Data shown:

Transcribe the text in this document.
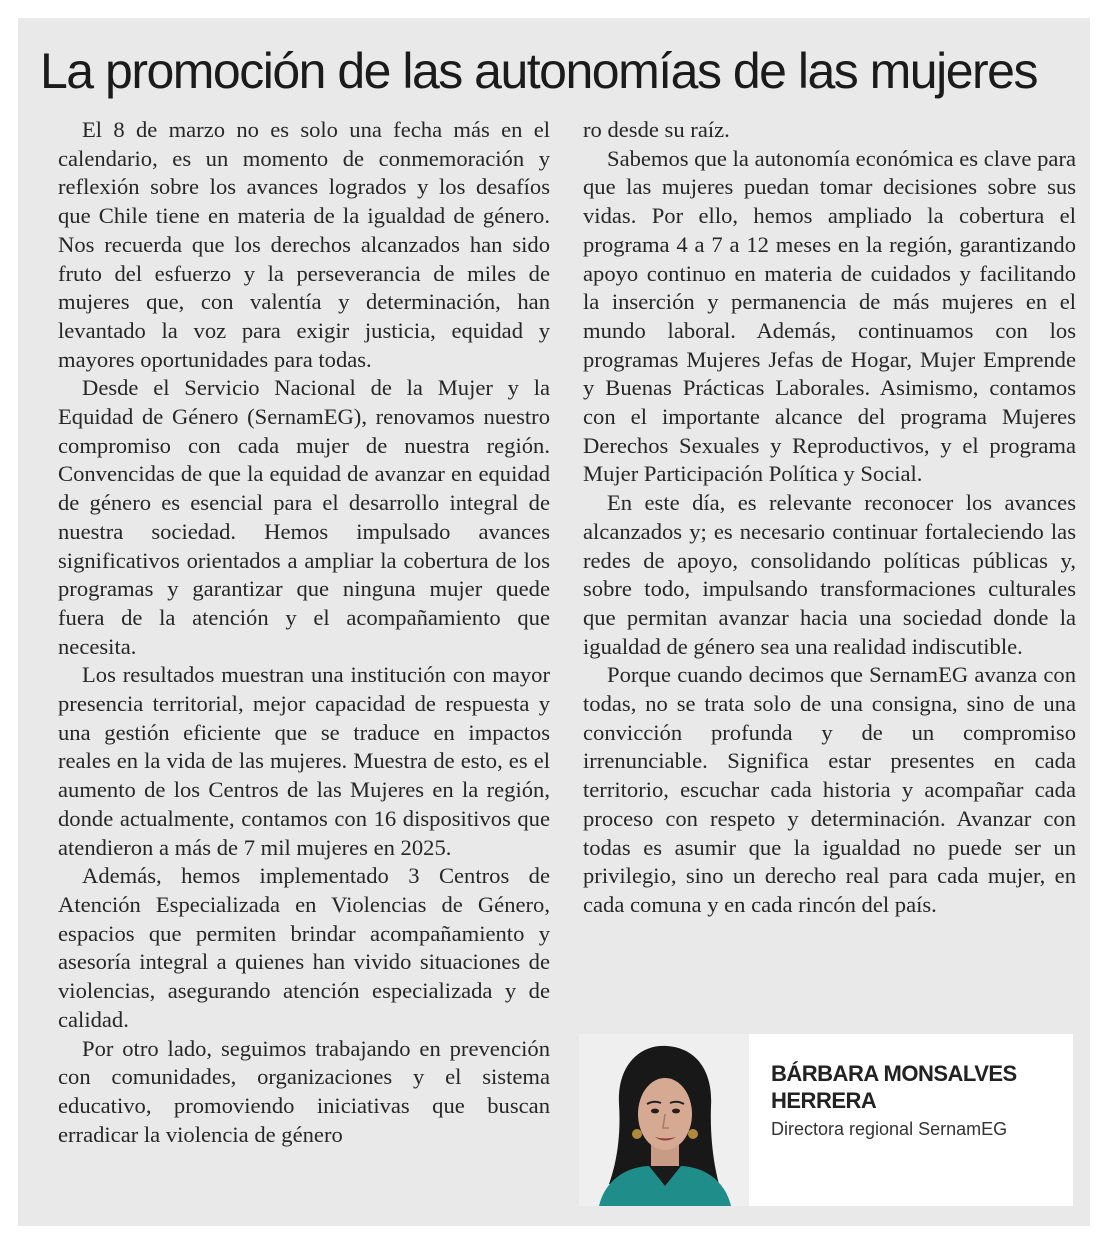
La promoción de las autonomías de las mujeres

El 8 de marzo no es solo una fecha más en el calendario, es un momento de conmemoración y reflexión sobre los avances logrados y los desafíos que Chile tiene en materia de la igualdad de género. Nos recuerda que los derechos alcanzados han sido fruto del esfuerzo y la perseverancia de miles de mujeres que, con valentía y determinación, han levantado la voz para exigir justicia, equidad y mayores oportunidades para todas.

Desde el Servicio Nacional de la Mujer y la Equidad de Género (SernamEG), renovamos nuestro compromiso con cada mujer de nuestra región. Convencidas de que la equidad de avanzar en equidad de género es esencial para el desarrollo integral de nuestra sociedad. Hemos impulsado avances significativos orientados a ampliar la cobertura de los programas y garantizar que ninguna mujer quede fuera de la atención y el acompañamiento que necesita.

Los resultados muestran una institución con mayor presencia territorial, mejor capacidad de respuesta y una gestión eficiente que se traduce en impactos reales en la vida de las mujeres. Muestra de esto, es el aumento de los Centros de las Mujeres en la región, donde actualmente, contamos con 16 dispositivos que atendieron a más de 7 mil mujeres en 2025.

Además, hemos implementado 3 Centros de Atención Especializada en Violencias de Género, espacios que permiten brindar acompañamiento y asesoría integral a quienes han vivido situaciones de violencias, asegurando atención especializada y de calidad.

Por otro lado, seguimos trabajando en prevención con comunidades, organizaciones y el sistema educativo, promoviendo iniciativas que buscan erradicar la violencia de género

ro desde su raíz.

Sabemos que la autonomía económica es clave para que las mujeres puedan tomar decisiones sobre sus vidas. Por ello, hemos ampliado la cobertura el programa 4 a 7 a 12 meses en la región, garantizando apoyo continuo en materia de cuidados y facilitando la inserción y permanencia de más mujeres en el mundo laboral. Además, continuamos con los programas Mujeres Jefas de Hogar, Mujer Emprende y Buenas Prácticas Laborales. Asimismo, contamos con el importante alcance del programa Mujeres Derechos Sexuales y Reproductivos, y el programa Mujer Participación Política y Social.

En este día, es relevante reconocer los avances alcanzados y; es necesario continuar fortaleciendo las redes de apoyo, consolidando políticas públicas y, sobre todo, impulsando transformaciones culturales que permitan avanzar hacia una sociedad donde la igualdad de género sea una realidad indiscutible.

Porque cuando decimos que SernamEG avanza con todas, no se trata solo de una consigna, sino de una convicción profunda y de un compromiso irrenunciable. Significa estar presentes en cada territorio, escuchar cada historia y acompañar cada proceso con respeto y determinación. Avanzar con todas es asumir que la igualdad no puede ser un privilegio, sino un derecho real para cada mujer, en cada comuna y en cada rincón del país.

BÁRBARA MONSALVES HERRERA
Directora regional SernamEG
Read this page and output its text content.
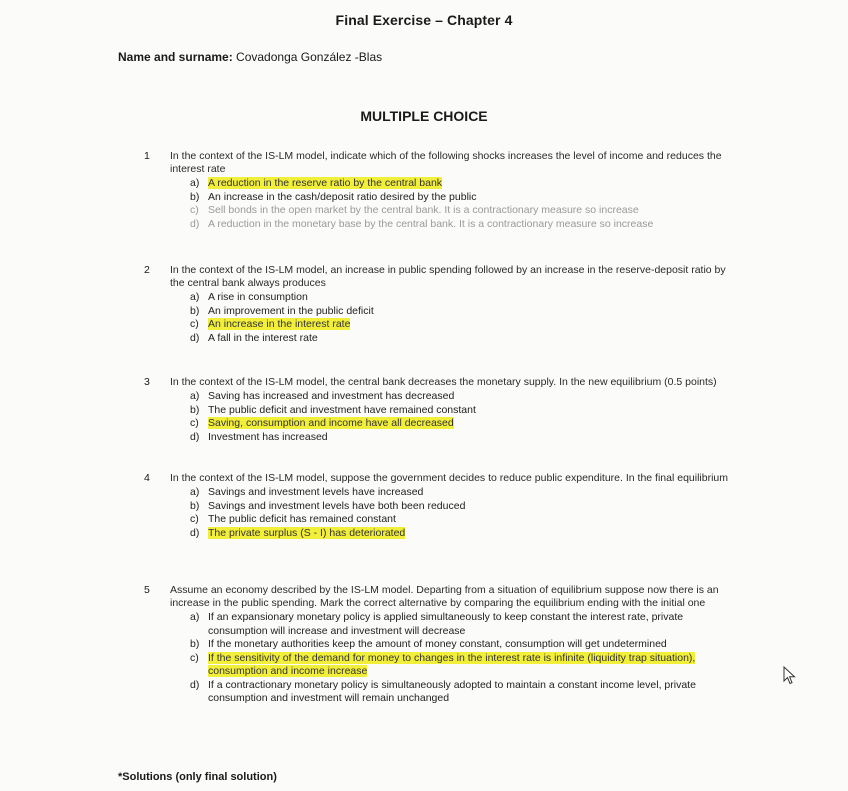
Final Exercise – Chapter 4
Name and surname: Covadonga González -Blas
MULTIPLE CHOICE
1 In the context of the IS-LM model, indicate which of the following shocks increases the level of income and reduces the interest rate
a) A reduction in the reserve ratio by the central bank
b) An increase in the cash/deposit ratio desired by the public
c) Sell bonds in the open market by the central bank. It is a contractionary measure so increase
d) A reduction in the monetary base by the central bank. It is a contractionary measure so increase
2 In the context of the IS-LM model, an increase in public spending followed by an increase in the reserve-deposit ratio by the central bank always produces
a) A rise in consumption
b) An improvement in the public deficit
c) An increase in the interest rate
d) A fall in the interest rate
3 In the context of the IS-LM model, the central bank decreases the monetary supply. In the new equilibrium (0.5 points)
a) Saving has increased and investment has decreased
b) The public deficit and investment have remained constant
c) Saving, consumption and income have all decreased
d) Investment has increased
4 In the context of the IS-LM model, suppose the government decides to reduce public expenditure. In the final equilibrium
a) Savings and investment levels have increased
b) Savings and investment levels have both been reduced
c) The public deficit has remained constant
d) The private surplus (S - I) has deteriorated
5 Assume an economy described by the IS-LM model. Departing from a situation of equilibrium suppose now there is an increase in the public spending. Mark the correct alternative by comparing the equilibrium ending with the initial one
a) If an expansionary monetary policy is applied simultaneously to keep constant the interest rate, private consumption will increase and investment will decrease
b) If the monetary authorities keep the amount of money constant, consumption will get undetermined
c) If the sensitivity of the demand for money to changes in the interest rate is infinite (liquidity trap situation), consumption and income increase
d) If a contractionary monetary policy is simultaneously adopted to maintain a constant income level, private consumption and investment will remain unchanged
*Solutions (only final solution)
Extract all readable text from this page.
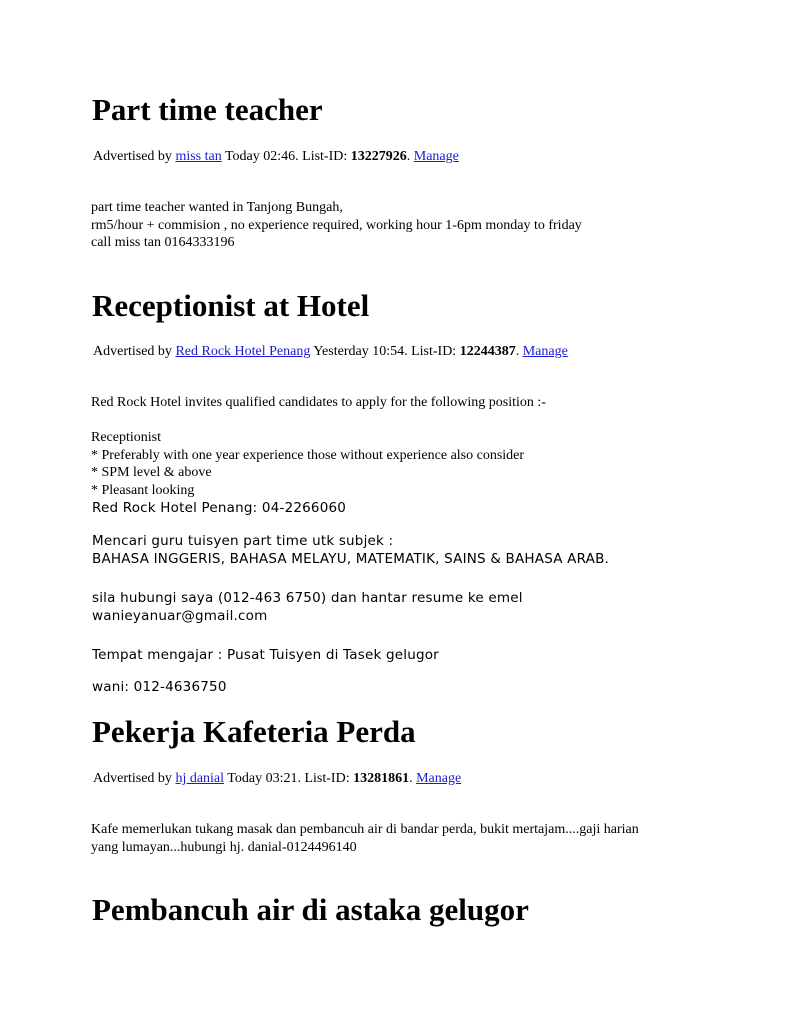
Part time teacher
Advertised by miss tan Today 02:46. List-ID: 13227926. Manage
part time teacher wanted in Tanjong Bungah,
rm5/hour + commision , no experience required, working hour 1-6pm monday to friday
call miss tan 0164333196
Receptionist at Hotel
Advertised by Red Rock Hotel Penang Yesterday 10:54. List-ID: 12244387. Manage
Red Rock Hotel invites qualified candidates to apply for the following position :-

Receptionist
* Preferably with one year experience those without experience also consider
* SPM level & above
* Pleasant looking
Red Rock Hotel Penang: 04-2266060
Mencari guru tuisyen part time utk subjek :
BAHASA INGGERIS, BAHASA MELAYU, MATEMATIK, SAINS & BAHASA ARAB.
sila hubungi saya (012-463 6750) dan hantar resume ke emel
wanieyanuar@gmail.com
Tempat mengajar : Pusat Tuisyen di Tasek gelugor
wani: 012-4636750
Pekerja Kafeteria Perda
Advertised by hj danial Today 03:21. List-ID: 13281861. Manage
Kafe memerlukan tukang masak dan pembancuh air di bandar perda, bukit mertajam....gaji harian
yang lumayan...hubungi hj. danial-0124496140
Pembancuh air di astaka gelugor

Task: Print out every entry above without changing a word, and leave out the pictures.

Response for this exercise:
Transcribe the text in this document.
La promoción de las autonomías de las mujeres

El 8 de marzo no es solo una fecha más en el calendario, es un momento de conmemoración y reflexión sobre los avances logrados y los desafíos que Chile tiene en materia de la igualdad de género. Nos recuerda que los derechos alcanzados han sido fruto del esfuerzo y la perseverancia de miles de mujeres que, con valentía y determinación, han levantado la voz para exigir justicia, equidad y mayores oportunidades para todas.

Desde el Servicio Nacional de la Mujer y la Equidad de Género (SernamEG), renovamos nuestro compromiso con cada mujer de nuestra región. Convencidas de que la equidad de avanzar en equidad de género es esencial para el desarrollo integral de nuestra sociedad. Hemos impulsado avances significativos orientados a ampliar la cobertura de los programas y garantizar que ninguna mujer quede fuera de la atención y el acompañamiento que necesita.

Los resultados muestran una institución con mayor presencia territorial, mejor capacidad de respuesta y una gestión eficiente que se traduce en impactos reales en la vida de las mujeres. Muestra de esto, es el aumento de los Centros de las Mujeres en la región, donde actualmente, contamos con 16 dispositivos que atendieron a más de 7 mil mujeres en 2025.

Además, hemos implementado 3 Centros de Atención Especializada en Violencias de Género, espacios que permiten brindar acompañamiento y asesoría integral a quienes han vivido situaciones de violencias, asegurando atención especializada y de calidad.

Por otro lado, seguimos trabajando en prevención con comunidades, organizaciones y el sistema educativo, promoviendo iniciativas que buscan erradicar la violencia de género

ro desde su raíz.

Sabemos que la autonomía económica es clave para que las mujeres puedan tomar decisiones sobre sus vidas. Por ello, hemos ampliado la cobertura el programa 4 a 7 a 12 meses en la región, garantizando apoyo continuo en materia de cuidados y facilitando la inserción y permanencia de más mujeres en el mundo laboral. Además, continuamos con los programas Mujeres Jefas de Hogar, Mujer Emprende y Buenas Prácticas Laborales. Asimismo, contamos con el importante alcance del programa Mujeres Derechos Sexuales y Reproductivos, y el programa Mujer Participación Política y Social.

En este día, es relevante reconocer los avances alcanzados y; es necesario continuar fortaleciendo las redes de apoyo, consolidando políticas públicas y, sobre todo, impulsando transformaciones culturales que permitan avanzar hacia una sociedad donde la igualdad de género sea una realidad indiscutible.

Porque cuando decimos que SernamEG avanza con todas, no se trata solo de una consigna, sino de una convicción profunda y de un compromiso irrenunciable. Significa estar presentes en cada territorio, escuchar cada historia y acompañar cada proceso con respeto y determinación. Avanzar con todas es asumir que la igualdad no puede ser un privilegio, sino un derecho real para cada mujer, en cada comuna y en cada rincón del país.

BÁRBARA MONSALVES HERRERA
Directora regional SernamEG
Read this page and output its text content.
Final Exercise – Chapter 4
Name and surname: Covadonga González -Blas
MULTIPLE CHOICE
1 In the context of the IS-LM model, indicate which of the following shocks increases the level of income and reduces the interest rate
a) A reduction in the reserve ratio by the central bank
b) An increase in the cash/deposit ratio desired by the public
c) Sell bonds in the open market by the central bank. It is a contractionary measure so increase
d) A reduction in the monetary base by the central bank. It is a contractionary measure so increase
2 In the context of the IS-LM model, an increase in public spending followed by an increase in the reserve-deposit ratio by the central bank always produces
a) A rise in consumption
b) An improvement in the public deficit
c) An increase in the interest rate
d) A fall in the interest rate
3 In the context of the IS-LM model, the central bank decreases the monetary supply. In the new equilibrium (0.5 points)
a) Saving has increased and investment has decreased
b) The public deficit and investment have remained constant
c) Saving, consumption and income have all decreased
d) Investment has increased
4 In the context of the IS-LM model, suppose the government decides to reduce public expenditure. In the final equilibrium
a) Savings and investment levels have increased
b) Savings and investment levels have both been reduced
c) The public deficit has remained constant
d) The private surplus (S - I) has deteriorated
5 Assume an economy described by the IS-LM model. Departing from a situation of equilibrium suppose now there is an increase in the public spending. Mark the correct alternative by comparing the equilibrium ending with the initial one
a) If an expansionary monetary policy is applied simultaneously to keep constant the interest rate, private consumption will increase and investment will decrease
b) If the monetary authorities keep the amount of money constant, consumption will get undetermined
c) If the sensitivity of the demand for money to changes in the interest rate is infinite (liquidity trap situation), consumption and income increase
d) If a contractionary monetary policy is simultaneously adopted to maintain a constant income level, private consumption and investment will remain unchanged
*Solutions (only final solution)
Extract all readable text from this page.
Part time teacher
Advertised by miss tan Today 02:46. List-ID: 13227926. Manage
part time teacher wanted in Tanjong Bungah,
rm5/hour + commision , no experience required, working hour 1-6pm monday to friday
call miss tan 0164333196
Receptionist at Hotel
Advertised by Red Rock Hotel Penang Yesterday 10:54. List-ID: 12244387. Manage
Red Rock Hotel invites qualified candidates to apply for the following position :-

Receptionist
* Preferably with one year experience those without experience also consider
* SPM level & above
* Pleasant looking
Red Rock Hotel Penang: 04-2266060
Mencari guru tuisyen part time utk subjek :
BAHASA INGGERIS, BAHASA MELAYU, MATEMATIK, SAINS & BAHASA ARAB.
sila hubungi saya (012-463 6750) dan hantar resume ke emel
wanieyanuar@gmail.com
Tempat mengajar : Pusat Tuisyen di Tasek gelugor
wani: 012-4636750
Pekerja Kafeteria Perda
Advertised by hj danial Today 03:21. List-ID: 13281861. Manage
Kafe memerlukan tukang masak dan pembancuh air di bandar perda, bukit mertajam....gaji harian
yang lumayan...hubungi hj. danial-0124496140
Pembancuh air di astaka gelugor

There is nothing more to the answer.